**Data records:**
....

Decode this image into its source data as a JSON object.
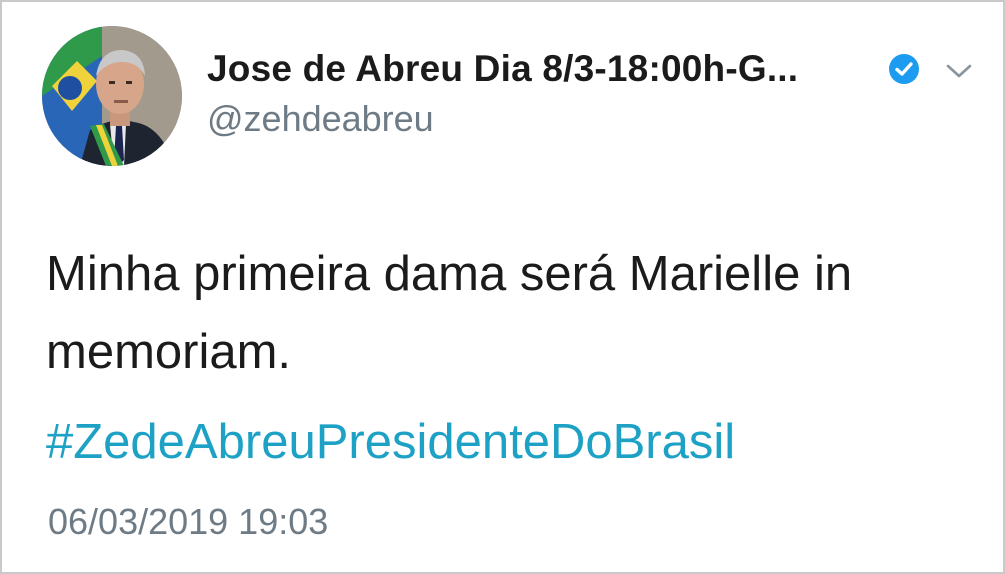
{
  "tweet": {
    "display_name": "Jose de Abreu Dia 8/3-18:00h-G...",
    "handle": "@zehdeabreu",
    "text_line1": "Minha primeira dama será Marielle in",
    "text_line2": "memoriam.",
    "hashtag": "#ZedeAbreuPresidenteDoBrasil",
    "timestamp": "06/03/2019 19:03",
    "avatar_icon": "profile-photo",
    "verified_icon": "verified-badge-icon",
    "menu_icon": "chevron-down-icon"
  },
  "colors": {
    "text": "#1b1b1b",
    "secondary": "#6e7b85",
    "hashtag": "#1da1c4",
    "verified": "#1d9bf0",
    "border": "#c9c9c9"
  }
}
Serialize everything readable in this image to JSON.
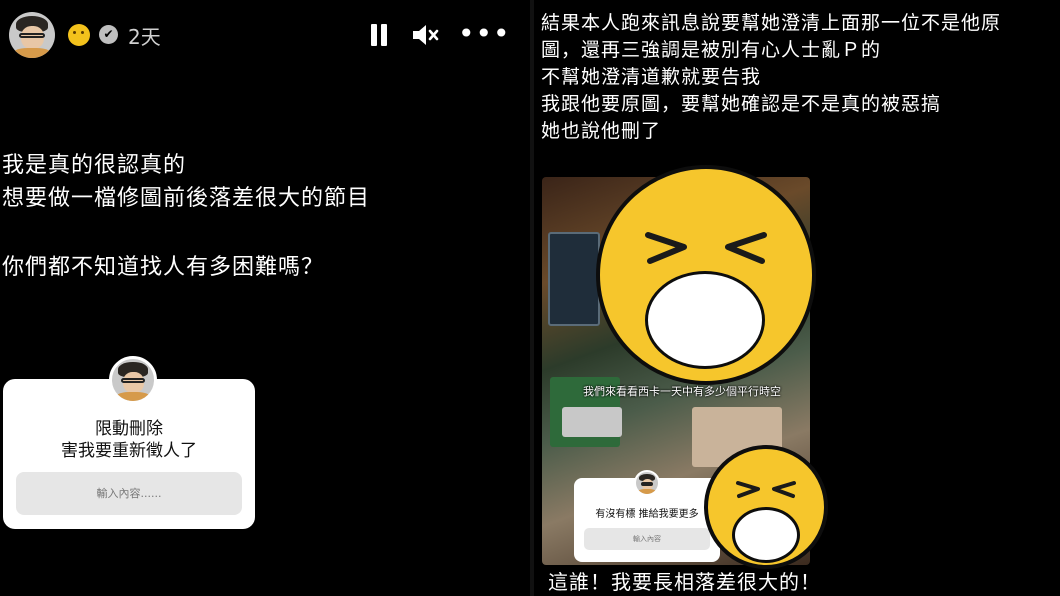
{
  "story": {
    "time_ago": "2天",
    "verified_glyph": "✔",
    "more_glyph": "•••",
    "lines": [
      "我是真的很認真的",
      "想要做一檔修圖前後落差很大的節目",
      "你們都不知道找人有多困難嗎？"
    ],
    "question_sticker": {
      "title_line1": "限動刪除",
      "title_line2": "害我要重新徵人了",
      "input_placeholder": "輸入內容......"
    },
    "icons": [
      "avatar",
      "thinking-emoji-icon",
      "verified-icon",
      "pause-icon",
      "mute-icon",
      "more-icon"
    ]
  },
  "right_post": {
    "lines": [
      "結果本人跑來訊息說要幫她澄清上面那一位不是他原",
      "圖，還再三強調是被別有心人士亂Ｐ的",
      "不幫她澄清道歉就要告我",
      "我跟他要原圖，要幫她確認是不是真的被惡搞",
      "她也說他刪了"
    ],
    "embedded_caption": "我們來看看西卡一天中有多少個平行時空",
    "embedded_sticker_title": "有沒有標 推給我要更多",
    "embedded_input_placeholder": "輸入內容",
    "bottom_caption": "這誰！我要長相落差很大的！"
  },
  "colors": {
    "background": "#000000",
    "emoji_yellow": "#f6c62c",
    "sticker_bg": "#ffffff",
    "input_bg": "#e6e6e6"
  }
}
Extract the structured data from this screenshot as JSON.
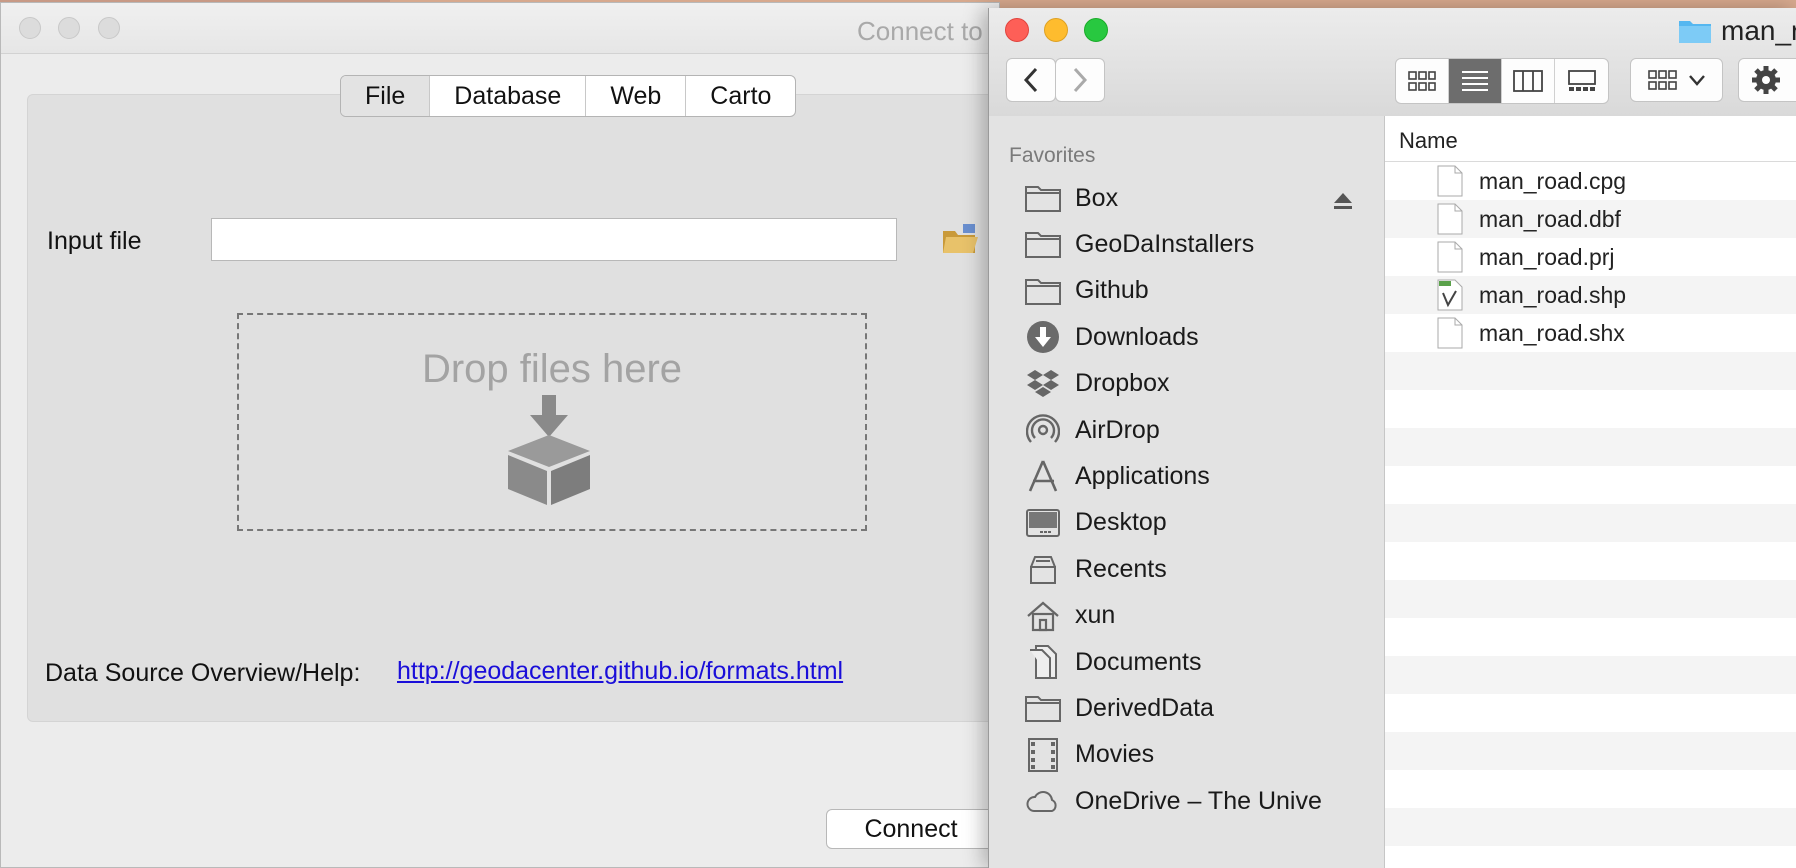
{
  "dialog": {
    "title": "Connect to",
    "tabs": [
      "File",
      "Database",
      "Web",
      "Carto"
    ],
    "input_label": "Input file",
    "input_value": "",
    "drop_text": "Drop files here",
    "help_label": "Data Source Overview/Help:",
    "help_link": "http://geodacenter.github.io/formats.html",
    "connect_label": "Connect"
  },
  "finder": {
    "window_title": "man_ro",
    "favorites_heading": "Favorites",
    "sidebar_items": [
      {
        "label": "Box",
        "icon": "folder-icon"
      },
      {
        "label": "GeoDaInstallers",
        "icon": "folder-icon"
      },
      {
        "label": "Github",
        "icon": "folder-icon"
      },
      {
        "label": "Downloads",
        "icon": "downloads-icon"
      },
      {
        "label": "Dropbox",
        "icon": "dropbox-icon"
      },
      {
        "label": "AirDrop",
        "icon": "airdrop-icon"
      },
      {
        "label": "Applications",
        "icon": "applications-icon"
      },
      {
        "label": "Desktop",
        "icon": "desktop-icon"
      },
      {
        "label": "Recents",
        "icon": "recents-icon"
      },
      {
        "label": "xun",
        "icon": "home-icon"
      },
      {
        "label": "Documents",
        "icon": "documents-icon"
      },
      {
        "label": "DerivedData",
        "icon": "folder-icon"
      },
      {
        "label": "Movies",
        "icon": "movies-icon"
      },
      {
        "label": "OneDrive – The Unive",
        "icon": "cloud-icon"
      }
    ],
    "column_name": "Name",
    "files": [
      "man_road.cpg",
      "man_road.dbf",
      "man_road.prj",
      "man_road.shp",
      "man_road.shx"
    ]
  }
}
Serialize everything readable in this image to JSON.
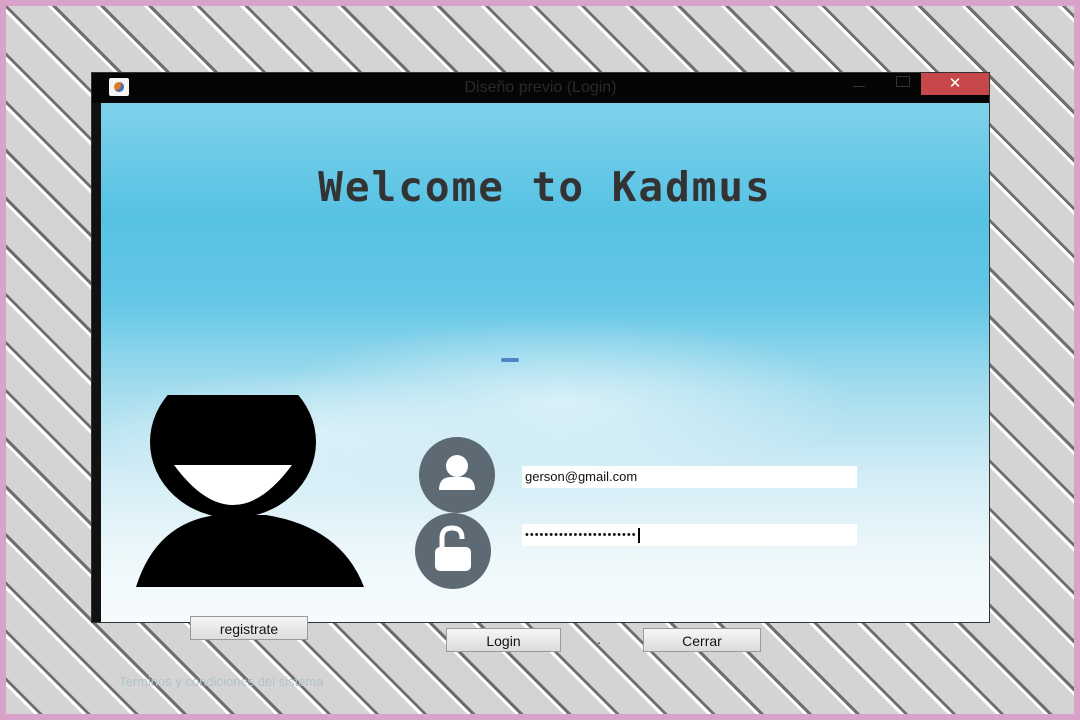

....

**GIVEN INSTRUCTION:** Take the data above and repeat it exactly, leaving each picture out.

**TASK OUTPUT:**
Decode this image into its source data as a JSON object.
{
  "tweet": {
    "display_name": "Jose de Abreu Dia 8/3-18:00h-G...",
    "handle": "@zehdeabreu",
    "text_line1": "Minha primeira dama será Marielle in",
    "text_line2": "memoriam.",
    "hashtag": "#ZedeAbreuPresidenteDoBrasil",
    "timestamp": "06/03/2019 19:03",
    "avatar_icon": "profile-photo",
    "verified_icon": "verified-badge-icon",
    "menu_icon": "chevron-down-icon"
  },
  "colors": {
    "text": "#1b1b1b",
    "secondary": "#6e7b85",
    "hashtag": "#1da1c4",
    "verified": "#1d9bf0",
    "border": "#c9c9c9"
  }
}
Serialize everything readable in this image to JSON.
{
  "story": {
    "time_ago": "2天",
    "verified_glyph": "✔",
    "more_glyph": "•••",
    "lines": [
      "我是真的很認真的",
      "想要做一檔修圖前後落差很大的節目",
      "你們都不知道找人有多困難嗎？"
    ],
    "question_sticker": {
      "title_line1": "限動刪除",
      "title_line2": "害我要重新徵人了",
      "input_placeholder": "輸入內容......"
    },
    "icons": [
      "avatar",
      "thinking-emoji-icon",
      "verified-icon",
      "pause-icon",
      "mute-icon",
      "more-icon"
    ]
  },
  "right_post": {
    "lines": [
      "結果本人跑來訊息說要幫她澄清上面那一位不是他原",
      "圖，還再三強調是被別有心人士亂Ｐ的",
      "不幫她澄清道歉就要告我",
      "我跟他要原圖，要幫她確認是不是真的被惡搞",
      "她也說他刪了"
    ],
    "embedded_caption": "我們來看看西卡一天中有多少個平行時空",
    "embedded_sticker_title": "有沒有標 推給我要更多",
    "embedded_input_placeholder": "輸入內容",
    "bottom_caption": "這誰！我要長相落差很大的！"
  },
  "colors": {
    "background": "#000000",
    "emoji_yellow": "#f6c62c",
    "sticker_bg": "#ffffff",
    "input_bg": "#e6e6e6"
  }
}
Extract the structured data from this screenshot as JSON.
{
  "dialog": {
    "title": "Connect to",
    "tabs": [
      "File",
      "Database",
      "Web",
      "Carto"
    ],
    "input_label": "Input file",
    "input_value": "",
    "drop_text": "Drop files here",
    "help_label": "Data Source Overview/Help:",
    "help_link": "http://geodacenter.github.io/formats.html",
    "connect_label": "Connect"
  },
  "finder": {
    "window_title": "man_ro",
    "favorites_heading": "Favorites",
    "sidebar_items": [
      {
        "label": "Box",
        "icon": "folder-icon"
      },
      {
        "label": "GeoDaInstallers",
        "icon": "folder-icon"
      },
      {
        "label": "Github",
        "icon": "folder-icon"
      },
      {
        "label": "Downloads",
        "icon": "downloads-icon"
      },
      {
        "label": "Dropbox",
        "icon": "dropbox-icon"
      },
      {
        "label": "AirDrop",
        "icon": "airdrop-icon"
      },
      {
        "label": "Applications",
        "icon": "applications-icon"
      },
      {
        "label": "Desktop",
        "icon": "desktop-icon"
      },
      {
        "label": "Recents",
        "icon": "recents-icon"
      },
      {
        "label": "xun",
        "icon": "home-icon"
      },
      {
        "label": "Documents",
        "icon": "documents-icon"
      },
      {
        "label": "DerivedData",
        "icon": "folder-icon"
      },
      {
        "label": "Movies",
        "icon": "movies-icon"
      },
      {
        "label": "OneDrive – The Unive",
        "icon": "cloud-icon"
      }
    ],
    "column_name": "Name",
    "files": [
      "man_road.cpg",
      "man_road.dbf",
      "man_road.prj",
      "man_road.shp",
      "man_road.shx"
    ]
  }
}
Serialize everything readable in this image to JSON.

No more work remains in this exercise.